• _What is expected_:
Images are not part of the copy; transcribe all the data exactly.

>> begin Dataset content

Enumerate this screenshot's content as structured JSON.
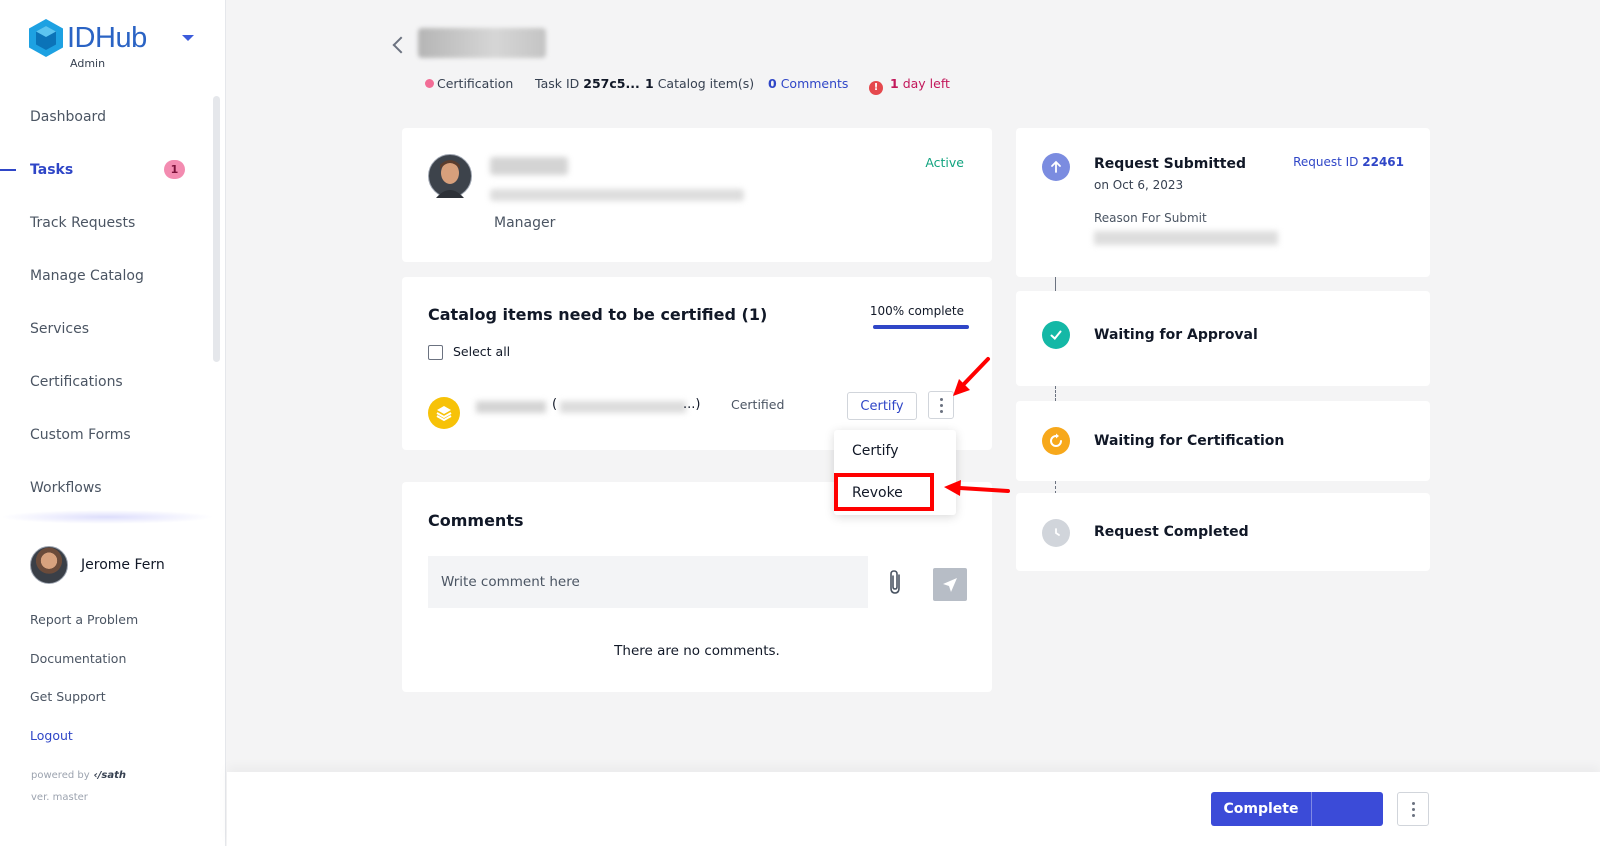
{
  "brand": {
    "name": "IDHub",
    "subtitle": "Admin"
  },
  "sidebar": {
    "items": [
      {
        "label": "Dashboard"
      },
      {
        "label": "Tasks",
        "badge": "1",
        "active": true
      },
      {
        "label": "Track Requests"
      },
      {
        "label": "Manage Catalog"
      },
      {
        "label": "Services"
      },
      {
        "label": "Certifications"
      },
      {
        "label": "Custom Forms"
      },
      {
        "label": "Workflows"
      }
    ],
    "user": {
      "name": "Jerome Fern"
    },
    "links": [
      "Report a Problem",
      "Documentation",
      "Get Support",
      "Logout"
    ],
    "powered_by": "powered by",
    "powered_brand": "‹/sath",
    "version": "ver. master"
  },
  "header": {
    "type": "Certification",
    "task_id_label": "Task ID",
    "task_id_value": "257c5...",
    "catalog_count": "1",
    "catalog_label": "Catalog item(s)",
    "comments_count": "0",
    "comments_label": "Comments",
    "alert_glyph": "!",
    "days_count": "1",
    "days_label": "day left"
  },
  "user_card": {
    "role": "Manager",
    "status": "Active"
  },
  "catalog": {
    "title": "Catalog items need to be certified (1)",
    "progress_label": "100% complete",
    "progress_percent": 100,
    "select_all": "Select all",
    "item": {
      "paren_open": "(",
      "paren_close": "...)",
      "status": "Certified",
      "certify_label": "Certify"
    },
    "dropdown": {
      "options": [
        "Certify",
        "Revoke"
      ],
      "highlighted": "Revoke"
    }
  },
  "comments": {
    "title": "Comments",
    "placeholder": "Write comment here",
    "empty": "There are no comments."
  },
  "timeline": {
    "steps": [
      {
        "title": "Request Submitted",
        "date": "on Oct 6, 2023",
        "reason_label": "Reason For Submit",
        "request_id_label": "Request ID",
        "request_id": "22461"
      },
      {
        "title": "Waiting for Approval"
      },
      {
        "title": "Waiting for Certification"
      },
      {
        "title": "Request Completed"
      }
    ]
  },
  "footer": {
    "complete_label": "Complete"
  },
  "colors": {
    "accent": "#2f46c7",
    "badge": "#f38bb0",
    "success": "#10a37f",
    "warning": "#f7a81b",
    "danger": "#e5484d",
    "annotation": "#ff0000"
  }
}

>> end Dataset content

• _Solution to this task_:
Enumerate this screenshot's content as structured JSON.
{
  "brand": {
    "name": "IDHub",
    "subtitle": "Admin"
  },
  "sidebar": {
    "items": [
      {
        "label": "Dashboard"
      },
      {
        "label": "Tasks",
        "badge": "1",
        "active": true
      },
      {
        "label": "Track Requests"
      },
      {
        "label": "Manage Catalog"
      },
      {
        "label": "Services"
      },
      {
        "label": "Certifications"
      },
      {
        "label": "Custom Forms"
      },
      {
        "label": "Workflows"
      }
    ],
    "user": {
      "name": "Jerome Fern"
    },
    "links": [
      "Report a Problem",
      "Documentation",
      "Get Support",
      "Logout"
    ],
    "powered_by": "powered by",
    "powered_brand": "‹/sath",
    "version": "ver. master"
  },
  "header": {
    "type": "Certification",
    "task_id_label": "Task ID",
    "task_id_value": "257c5...",
    "catalog_count": "1",
    "catalog_label": "Catalog item(s)",
    "comments_count": "0",
    "comments_label": "Comments",
    "alert_glyph": "!",
    "days_count": "1",
    "days_label": "day left"
  },
  "user_card": {
    "role": "Manager",
    "status": "Active"
  },
  "catalog": {
    "title": "Catalog items need to be certified (1)",
    "progress_label": "100% complete",
    "progress_percent": 100,
    "select_all": "Select all",
    "item": {
      "paren_open": "(",
      "paren_close": "...)",
      "status": "Certified",
      "certify_label": "Certify"
    },
    "dropdown": {
      "options": [
        "Certify",
        "Revoke"
      ],
      "highlighted": "Revoke"
    }
  },
  "comments": {
    "title": "Comments",
    "placeholder": "Write comment here",
    "empty": "There are no comments."
  },
  "timeline": {
    "steps": [
      {
        "title": "Request Submitted",
        "date": "on Oct 6, 2023",
        "reason_label": "Reason For Submit",
        "request_id_label": "Request ID",
        "request_id": "22461"
      },
      {
        "title": "Waiting for Approval"
      },
      {
        "title": "Waiting for Certification"
      },
      {
        "title": "Request Completed"
      }
    ]
  },
  "footer": {
    "complete_label": "Complete"
  },
  "colors": {
    "accent": "#2f46c7",
    "badge": "#f38bb0",
    "success": "#10a37f",
    "warning": "#f7a81b",
    "danger": "#e5484d",
    "annotation": "#ff0000"
  }
}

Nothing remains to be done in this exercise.